__The request__
Check each line of the records for "xlabel"; collect those that have it.

* BEGIN Supplied data *

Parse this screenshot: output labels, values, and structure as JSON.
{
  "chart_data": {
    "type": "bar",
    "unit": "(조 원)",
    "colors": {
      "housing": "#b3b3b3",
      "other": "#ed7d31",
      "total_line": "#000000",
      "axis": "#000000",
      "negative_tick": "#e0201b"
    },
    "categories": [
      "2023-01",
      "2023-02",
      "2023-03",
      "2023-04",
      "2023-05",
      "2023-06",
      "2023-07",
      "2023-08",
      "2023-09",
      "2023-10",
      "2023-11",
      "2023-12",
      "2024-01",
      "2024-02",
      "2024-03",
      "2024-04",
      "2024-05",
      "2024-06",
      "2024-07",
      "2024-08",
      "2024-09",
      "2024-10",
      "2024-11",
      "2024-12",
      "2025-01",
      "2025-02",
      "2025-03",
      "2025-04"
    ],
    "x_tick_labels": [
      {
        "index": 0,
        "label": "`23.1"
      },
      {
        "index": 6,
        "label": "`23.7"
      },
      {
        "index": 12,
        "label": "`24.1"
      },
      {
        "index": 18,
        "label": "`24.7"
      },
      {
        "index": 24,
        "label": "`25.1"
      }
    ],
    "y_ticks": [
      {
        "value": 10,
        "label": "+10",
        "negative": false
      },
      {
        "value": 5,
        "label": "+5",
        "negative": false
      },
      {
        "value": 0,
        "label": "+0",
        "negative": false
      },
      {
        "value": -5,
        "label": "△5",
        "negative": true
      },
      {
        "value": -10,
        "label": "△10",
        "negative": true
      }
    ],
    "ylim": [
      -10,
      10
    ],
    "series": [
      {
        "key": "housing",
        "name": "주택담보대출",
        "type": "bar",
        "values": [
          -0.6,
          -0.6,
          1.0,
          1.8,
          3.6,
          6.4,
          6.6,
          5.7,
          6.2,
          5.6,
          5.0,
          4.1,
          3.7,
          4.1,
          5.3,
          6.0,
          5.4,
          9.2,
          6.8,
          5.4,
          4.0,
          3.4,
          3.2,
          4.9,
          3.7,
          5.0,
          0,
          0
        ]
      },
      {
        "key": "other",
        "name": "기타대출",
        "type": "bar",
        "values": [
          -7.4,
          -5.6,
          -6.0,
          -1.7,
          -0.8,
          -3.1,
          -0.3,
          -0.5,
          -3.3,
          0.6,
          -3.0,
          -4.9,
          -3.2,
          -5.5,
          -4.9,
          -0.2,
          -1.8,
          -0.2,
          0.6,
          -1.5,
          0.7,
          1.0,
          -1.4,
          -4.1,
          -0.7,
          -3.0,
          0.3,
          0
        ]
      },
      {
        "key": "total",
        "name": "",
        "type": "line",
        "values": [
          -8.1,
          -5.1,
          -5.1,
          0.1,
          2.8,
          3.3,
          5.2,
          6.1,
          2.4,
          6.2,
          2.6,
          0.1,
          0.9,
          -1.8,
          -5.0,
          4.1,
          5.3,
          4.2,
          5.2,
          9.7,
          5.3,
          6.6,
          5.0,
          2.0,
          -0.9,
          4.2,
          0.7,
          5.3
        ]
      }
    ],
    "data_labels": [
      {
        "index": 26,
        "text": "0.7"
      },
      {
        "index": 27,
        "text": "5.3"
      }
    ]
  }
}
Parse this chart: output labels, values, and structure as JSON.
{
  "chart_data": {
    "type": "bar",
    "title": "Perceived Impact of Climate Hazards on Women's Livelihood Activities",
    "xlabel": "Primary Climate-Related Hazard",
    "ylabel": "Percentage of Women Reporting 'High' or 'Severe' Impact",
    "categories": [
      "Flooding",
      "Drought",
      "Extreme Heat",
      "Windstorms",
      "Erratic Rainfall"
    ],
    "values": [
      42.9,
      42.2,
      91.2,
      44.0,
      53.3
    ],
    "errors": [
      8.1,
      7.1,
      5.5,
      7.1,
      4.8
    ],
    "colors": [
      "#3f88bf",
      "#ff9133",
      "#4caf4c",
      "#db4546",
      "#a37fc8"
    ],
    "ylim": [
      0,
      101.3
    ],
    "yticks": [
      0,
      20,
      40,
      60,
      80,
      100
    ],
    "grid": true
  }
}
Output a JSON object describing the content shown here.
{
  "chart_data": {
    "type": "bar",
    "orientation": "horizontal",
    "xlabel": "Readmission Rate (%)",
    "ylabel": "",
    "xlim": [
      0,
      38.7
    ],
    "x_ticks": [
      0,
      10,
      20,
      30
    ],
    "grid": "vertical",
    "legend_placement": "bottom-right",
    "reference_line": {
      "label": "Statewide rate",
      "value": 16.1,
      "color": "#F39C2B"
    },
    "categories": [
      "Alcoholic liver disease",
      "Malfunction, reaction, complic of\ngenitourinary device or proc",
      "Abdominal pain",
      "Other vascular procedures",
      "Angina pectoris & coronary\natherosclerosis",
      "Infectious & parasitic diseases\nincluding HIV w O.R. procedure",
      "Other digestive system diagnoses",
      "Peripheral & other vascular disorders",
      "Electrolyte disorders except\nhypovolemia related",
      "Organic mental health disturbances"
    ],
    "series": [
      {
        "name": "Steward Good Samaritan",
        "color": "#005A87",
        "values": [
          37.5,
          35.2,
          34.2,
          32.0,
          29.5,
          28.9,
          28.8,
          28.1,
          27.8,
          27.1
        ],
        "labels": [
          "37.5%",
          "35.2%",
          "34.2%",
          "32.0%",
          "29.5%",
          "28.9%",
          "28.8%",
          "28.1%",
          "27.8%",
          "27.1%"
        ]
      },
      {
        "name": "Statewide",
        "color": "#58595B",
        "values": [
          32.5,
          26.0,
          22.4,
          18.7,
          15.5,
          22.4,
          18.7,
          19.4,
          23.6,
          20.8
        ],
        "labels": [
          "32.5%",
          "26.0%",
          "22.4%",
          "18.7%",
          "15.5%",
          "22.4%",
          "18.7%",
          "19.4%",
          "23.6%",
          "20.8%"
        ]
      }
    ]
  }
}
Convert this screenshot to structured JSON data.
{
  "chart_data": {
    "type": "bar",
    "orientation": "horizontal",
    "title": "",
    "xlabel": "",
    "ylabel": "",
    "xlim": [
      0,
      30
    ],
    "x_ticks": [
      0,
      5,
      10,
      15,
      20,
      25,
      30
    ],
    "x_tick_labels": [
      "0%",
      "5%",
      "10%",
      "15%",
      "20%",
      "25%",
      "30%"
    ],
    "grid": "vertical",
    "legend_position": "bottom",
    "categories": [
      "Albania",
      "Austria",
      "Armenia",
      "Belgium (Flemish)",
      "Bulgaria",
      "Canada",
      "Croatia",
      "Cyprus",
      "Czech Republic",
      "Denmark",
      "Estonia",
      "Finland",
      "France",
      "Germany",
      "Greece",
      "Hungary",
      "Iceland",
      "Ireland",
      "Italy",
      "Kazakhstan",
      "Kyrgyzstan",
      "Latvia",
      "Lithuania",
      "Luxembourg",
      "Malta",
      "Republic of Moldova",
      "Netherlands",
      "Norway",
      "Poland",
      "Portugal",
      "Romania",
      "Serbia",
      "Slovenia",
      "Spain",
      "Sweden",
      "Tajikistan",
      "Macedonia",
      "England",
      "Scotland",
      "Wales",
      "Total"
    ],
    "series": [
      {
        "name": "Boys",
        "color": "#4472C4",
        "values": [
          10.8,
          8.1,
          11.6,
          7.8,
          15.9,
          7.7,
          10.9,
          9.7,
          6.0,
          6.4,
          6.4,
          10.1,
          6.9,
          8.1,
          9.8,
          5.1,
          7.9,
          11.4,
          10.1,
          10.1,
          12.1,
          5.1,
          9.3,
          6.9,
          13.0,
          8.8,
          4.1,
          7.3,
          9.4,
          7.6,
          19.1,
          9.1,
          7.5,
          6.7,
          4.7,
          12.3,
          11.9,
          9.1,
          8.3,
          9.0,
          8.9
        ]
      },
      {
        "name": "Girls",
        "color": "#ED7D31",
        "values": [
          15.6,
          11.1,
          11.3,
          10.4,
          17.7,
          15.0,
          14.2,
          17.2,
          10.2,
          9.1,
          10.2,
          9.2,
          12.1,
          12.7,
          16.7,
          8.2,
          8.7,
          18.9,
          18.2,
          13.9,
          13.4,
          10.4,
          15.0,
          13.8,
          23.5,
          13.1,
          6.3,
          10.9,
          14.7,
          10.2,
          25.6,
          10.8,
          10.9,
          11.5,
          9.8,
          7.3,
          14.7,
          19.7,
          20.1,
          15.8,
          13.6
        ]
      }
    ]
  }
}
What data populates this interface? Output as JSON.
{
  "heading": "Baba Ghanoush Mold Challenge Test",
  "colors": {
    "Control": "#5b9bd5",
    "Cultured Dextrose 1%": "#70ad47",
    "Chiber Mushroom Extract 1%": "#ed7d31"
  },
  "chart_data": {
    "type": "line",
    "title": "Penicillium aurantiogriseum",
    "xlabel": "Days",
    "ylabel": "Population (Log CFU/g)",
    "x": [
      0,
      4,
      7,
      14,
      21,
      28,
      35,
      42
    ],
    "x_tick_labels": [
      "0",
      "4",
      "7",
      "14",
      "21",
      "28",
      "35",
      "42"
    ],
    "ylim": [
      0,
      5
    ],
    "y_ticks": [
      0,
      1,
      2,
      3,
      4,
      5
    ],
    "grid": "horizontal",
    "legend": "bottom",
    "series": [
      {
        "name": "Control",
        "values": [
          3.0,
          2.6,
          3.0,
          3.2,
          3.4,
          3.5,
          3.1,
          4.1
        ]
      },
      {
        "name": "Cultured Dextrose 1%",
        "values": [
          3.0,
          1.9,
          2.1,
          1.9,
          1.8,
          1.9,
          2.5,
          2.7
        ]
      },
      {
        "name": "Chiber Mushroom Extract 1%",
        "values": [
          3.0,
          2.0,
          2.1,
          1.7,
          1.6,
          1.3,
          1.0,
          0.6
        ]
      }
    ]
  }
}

* END Supplied data *

__Written response__
    "xlabel": "Primary Climate-Related Hazard",
    "xlabel": "Readmission Rate (%)",
    "xlabel": "",
    "xlabel": "Days",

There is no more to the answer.